Task input =>
══════════
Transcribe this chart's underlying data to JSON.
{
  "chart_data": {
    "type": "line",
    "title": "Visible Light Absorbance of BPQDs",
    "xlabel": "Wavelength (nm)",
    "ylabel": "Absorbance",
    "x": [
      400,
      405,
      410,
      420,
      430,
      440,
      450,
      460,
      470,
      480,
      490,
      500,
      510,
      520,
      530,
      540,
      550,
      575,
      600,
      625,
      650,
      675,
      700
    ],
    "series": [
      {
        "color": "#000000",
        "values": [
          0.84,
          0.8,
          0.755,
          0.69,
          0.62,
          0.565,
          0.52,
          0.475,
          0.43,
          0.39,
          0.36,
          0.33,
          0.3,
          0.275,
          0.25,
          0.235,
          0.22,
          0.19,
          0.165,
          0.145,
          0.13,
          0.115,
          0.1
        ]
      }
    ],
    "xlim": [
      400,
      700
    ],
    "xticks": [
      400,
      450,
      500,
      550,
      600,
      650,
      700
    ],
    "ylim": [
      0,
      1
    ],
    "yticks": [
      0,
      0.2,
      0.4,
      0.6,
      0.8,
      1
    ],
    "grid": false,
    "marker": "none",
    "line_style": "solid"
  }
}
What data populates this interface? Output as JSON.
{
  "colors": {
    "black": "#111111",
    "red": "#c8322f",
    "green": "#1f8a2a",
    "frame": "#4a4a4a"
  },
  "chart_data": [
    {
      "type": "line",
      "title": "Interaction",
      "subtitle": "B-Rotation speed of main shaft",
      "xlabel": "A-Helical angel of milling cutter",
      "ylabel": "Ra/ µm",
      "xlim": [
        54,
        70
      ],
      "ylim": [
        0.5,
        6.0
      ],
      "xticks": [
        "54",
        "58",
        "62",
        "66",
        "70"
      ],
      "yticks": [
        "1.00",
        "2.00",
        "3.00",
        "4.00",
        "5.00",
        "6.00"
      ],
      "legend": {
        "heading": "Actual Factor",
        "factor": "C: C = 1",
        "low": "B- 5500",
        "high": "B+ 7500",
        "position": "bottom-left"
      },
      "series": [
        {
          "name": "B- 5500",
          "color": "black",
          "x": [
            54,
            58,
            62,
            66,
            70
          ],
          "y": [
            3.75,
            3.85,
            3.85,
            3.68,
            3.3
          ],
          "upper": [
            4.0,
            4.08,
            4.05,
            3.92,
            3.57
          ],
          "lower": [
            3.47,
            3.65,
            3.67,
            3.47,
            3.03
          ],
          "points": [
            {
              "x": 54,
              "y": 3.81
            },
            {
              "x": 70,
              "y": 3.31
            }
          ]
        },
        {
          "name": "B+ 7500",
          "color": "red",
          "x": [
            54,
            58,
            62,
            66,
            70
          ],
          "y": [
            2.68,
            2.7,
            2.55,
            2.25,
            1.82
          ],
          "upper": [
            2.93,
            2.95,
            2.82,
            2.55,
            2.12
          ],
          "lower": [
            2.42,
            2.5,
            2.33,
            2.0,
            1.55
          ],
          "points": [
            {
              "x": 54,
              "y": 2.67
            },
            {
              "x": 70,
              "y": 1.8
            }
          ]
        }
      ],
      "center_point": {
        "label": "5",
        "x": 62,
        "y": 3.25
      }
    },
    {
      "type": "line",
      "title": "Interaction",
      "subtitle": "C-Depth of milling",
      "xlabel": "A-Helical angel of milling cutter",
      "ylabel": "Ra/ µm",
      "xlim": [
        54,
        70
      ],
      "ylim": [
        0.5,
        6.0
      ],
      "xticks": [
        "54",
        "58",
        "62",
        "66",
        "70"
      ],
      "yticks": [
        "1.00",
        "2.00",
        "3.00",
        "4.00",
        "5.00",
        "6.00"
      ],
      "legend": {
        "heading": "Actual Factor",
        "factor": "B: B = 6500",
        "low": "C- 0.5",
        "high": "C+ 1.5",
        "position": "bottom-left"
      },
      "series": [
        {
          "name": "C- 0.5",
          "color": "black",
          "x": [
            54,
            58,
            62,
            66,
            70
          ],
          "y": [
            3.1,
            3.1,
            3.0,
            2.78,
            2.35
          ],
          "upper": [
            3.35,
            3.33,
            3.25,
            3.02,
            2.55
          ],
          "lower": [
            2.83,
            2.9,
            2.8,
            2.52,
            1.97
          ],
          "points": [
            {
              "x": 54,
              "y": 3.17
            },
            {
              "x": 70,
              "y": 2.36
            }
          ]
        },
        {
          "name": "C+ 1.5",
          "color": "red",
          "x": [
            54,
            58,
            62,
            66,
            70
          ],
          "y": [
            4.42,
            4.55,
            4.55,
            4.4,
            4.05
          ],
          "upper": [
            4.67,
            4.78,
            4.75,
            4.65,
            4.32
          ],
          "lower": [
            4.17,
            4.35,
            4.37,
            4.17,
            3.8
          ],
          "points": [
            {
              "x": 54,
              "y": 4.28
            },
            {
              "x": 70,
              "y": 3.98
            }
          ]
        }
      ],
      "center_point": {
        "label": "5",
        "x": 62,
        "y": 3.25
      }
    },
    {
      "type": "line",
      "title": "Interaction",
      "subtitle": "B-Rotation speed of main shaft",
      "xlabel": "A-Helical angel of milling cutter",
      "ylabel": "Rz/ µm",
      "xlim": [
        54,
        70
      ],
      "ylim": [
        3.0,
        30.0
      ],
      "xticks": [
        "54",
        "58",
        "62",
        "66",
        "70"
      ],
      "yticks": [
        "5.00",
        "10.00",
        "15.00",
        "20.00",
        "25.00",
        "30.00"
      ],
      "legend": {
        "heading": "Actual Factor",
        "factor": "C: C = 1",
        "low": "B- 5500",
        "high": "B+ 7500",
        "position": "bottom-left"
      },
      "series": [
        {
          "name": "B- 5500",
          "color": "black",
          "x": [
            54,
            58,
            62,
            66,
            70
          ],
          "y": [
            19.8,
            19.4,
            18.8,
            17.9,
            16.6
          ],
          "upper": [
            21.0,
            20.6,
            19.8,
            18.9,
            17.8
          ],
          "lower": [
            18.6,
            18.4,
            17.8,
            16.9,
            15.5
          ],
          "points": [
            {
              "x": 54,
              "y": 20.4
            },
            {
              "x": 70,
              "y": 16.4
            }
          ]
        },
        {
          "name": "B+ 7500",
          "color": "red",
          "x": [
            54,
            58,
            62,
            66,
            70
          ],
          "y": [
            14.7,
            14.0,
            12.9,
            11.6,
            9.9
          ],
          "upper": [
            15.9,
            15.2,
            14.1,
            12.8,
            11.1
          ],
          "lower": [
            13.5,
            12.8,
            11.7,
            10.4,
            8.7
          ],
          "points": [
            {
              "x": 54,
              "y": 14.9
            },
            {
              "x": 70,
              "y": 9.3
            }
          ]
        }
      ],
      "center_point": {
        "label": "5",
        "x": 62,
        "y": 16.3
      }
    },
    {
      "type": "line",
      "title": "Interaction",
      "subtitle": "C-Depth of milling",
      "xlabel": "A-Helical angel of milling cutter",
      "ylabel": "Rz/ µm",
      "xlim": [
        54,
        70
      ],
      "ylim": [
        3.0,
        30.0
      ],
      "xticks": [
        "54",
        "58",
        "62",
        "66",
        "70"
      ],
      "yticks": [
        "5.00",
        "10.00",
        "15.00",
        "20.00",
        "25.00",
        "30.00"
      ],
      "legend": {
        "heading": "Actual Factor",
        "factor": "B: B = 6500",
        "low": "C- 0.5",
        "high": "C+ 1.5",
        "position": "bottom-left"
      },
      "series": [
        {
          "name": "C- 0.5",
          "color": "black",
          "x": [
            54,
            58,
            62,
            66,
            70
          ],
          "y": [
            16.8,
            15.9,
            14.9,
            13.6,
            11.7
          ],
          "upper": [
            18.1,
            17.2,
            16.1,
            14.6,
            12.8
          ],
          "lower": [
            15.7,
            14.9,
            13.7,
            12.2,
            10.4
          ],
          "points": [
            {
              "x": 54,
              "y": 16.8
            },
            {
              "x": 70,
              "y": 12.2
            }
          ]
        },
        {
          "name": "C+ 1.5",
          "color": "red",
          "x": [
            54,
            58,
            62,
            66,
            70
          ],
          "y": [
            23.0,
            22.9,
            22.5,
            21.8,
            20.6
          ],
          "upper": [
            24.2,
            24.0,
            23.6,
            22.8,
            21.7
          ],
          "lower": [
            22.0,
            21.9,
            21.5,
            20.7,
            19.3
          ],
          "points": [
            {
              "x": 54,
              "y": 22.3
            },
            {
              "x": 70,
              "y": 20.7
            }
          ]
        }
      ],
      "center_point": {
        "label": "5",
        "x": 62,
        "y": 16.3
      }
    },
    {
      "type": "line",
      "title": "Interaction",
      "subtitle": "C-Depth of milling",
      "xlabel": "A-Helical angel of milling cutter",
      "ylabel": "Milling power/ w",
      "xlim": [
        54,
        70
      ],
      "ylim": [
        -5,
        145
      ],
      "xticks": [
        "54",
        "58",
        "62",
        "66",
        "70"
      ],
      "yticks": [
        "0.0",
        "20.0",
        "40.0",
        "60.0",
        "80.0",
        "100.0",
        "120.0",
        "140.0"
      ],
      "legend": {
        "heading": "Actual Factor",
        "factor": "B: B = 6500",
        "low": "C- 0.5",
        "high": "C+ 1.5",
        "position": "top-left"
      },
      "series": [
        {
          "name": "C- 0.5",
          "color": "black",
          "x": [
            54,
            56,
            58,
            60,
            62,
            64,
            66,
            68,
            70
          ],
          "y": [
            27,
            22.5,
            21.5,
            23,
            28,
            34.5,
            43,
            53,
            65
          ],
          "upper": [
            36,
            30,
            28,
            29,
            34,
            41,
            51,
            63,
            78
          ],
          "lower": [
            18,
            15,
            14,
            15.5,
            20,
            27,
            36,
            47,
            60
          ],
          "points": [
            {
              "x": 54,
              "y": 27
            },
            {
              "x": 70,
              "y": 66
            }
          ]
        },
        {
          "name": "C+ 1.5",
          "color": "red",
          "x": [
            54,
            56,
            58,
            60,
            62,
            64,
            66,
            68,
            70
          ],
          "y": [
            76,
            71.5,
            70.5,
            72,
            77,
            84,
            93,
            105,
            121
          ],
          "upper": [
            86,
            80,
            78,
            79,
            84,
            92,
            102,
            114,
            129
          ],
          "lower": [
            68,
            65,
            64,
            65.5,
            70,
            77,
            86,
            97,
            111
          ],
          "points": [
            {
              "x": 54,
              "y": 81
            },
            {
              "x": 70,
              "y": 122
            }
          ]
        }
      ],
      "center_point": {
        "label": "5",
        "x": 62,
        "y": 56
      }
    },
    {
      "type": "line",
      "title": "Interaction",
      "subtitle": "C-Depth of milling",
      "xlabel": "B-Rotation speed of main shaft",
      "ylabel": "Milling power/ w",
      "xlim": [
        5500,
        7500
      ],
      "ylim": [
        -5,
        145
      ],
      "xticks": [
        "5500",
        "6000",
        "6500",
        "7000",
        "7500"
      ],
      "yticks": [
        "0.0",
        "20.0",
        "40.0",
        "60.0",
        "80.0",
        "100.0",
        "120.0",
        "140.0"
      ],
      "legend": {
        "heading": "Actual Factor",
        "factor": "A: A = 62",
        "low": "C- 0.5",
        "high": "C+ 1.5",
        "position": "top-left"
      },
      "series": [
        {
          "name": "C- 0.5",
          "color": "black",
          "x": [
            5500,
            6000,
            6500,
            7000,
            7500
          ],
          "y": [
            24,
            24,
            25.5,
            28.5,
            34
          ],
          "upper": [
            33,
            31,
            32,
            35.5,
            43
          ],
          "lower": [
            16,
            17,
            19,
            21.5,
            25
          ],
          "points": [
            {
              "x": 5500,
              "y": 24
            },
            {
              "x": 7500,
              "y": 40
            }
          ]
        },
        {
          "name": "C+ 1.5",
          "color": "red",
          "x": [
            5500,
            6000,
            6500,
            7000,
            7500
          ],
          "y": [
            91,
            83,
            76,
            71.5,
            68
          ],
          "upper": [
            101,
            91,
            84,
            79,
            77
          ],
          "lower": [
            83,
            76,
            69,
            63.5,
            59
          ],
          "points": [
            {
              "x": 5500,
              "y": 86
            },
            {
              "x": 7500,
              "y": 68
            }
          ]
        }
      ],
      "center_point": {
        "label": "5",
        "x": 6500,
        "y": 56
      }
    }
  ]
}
══════════
The request => Go through the records above, find every line with the word "Absorbance", and list those lines.

Full output =>
    "title": "Visible Light Absorbance of BPQDs",
    "ylabel": "Absorbance",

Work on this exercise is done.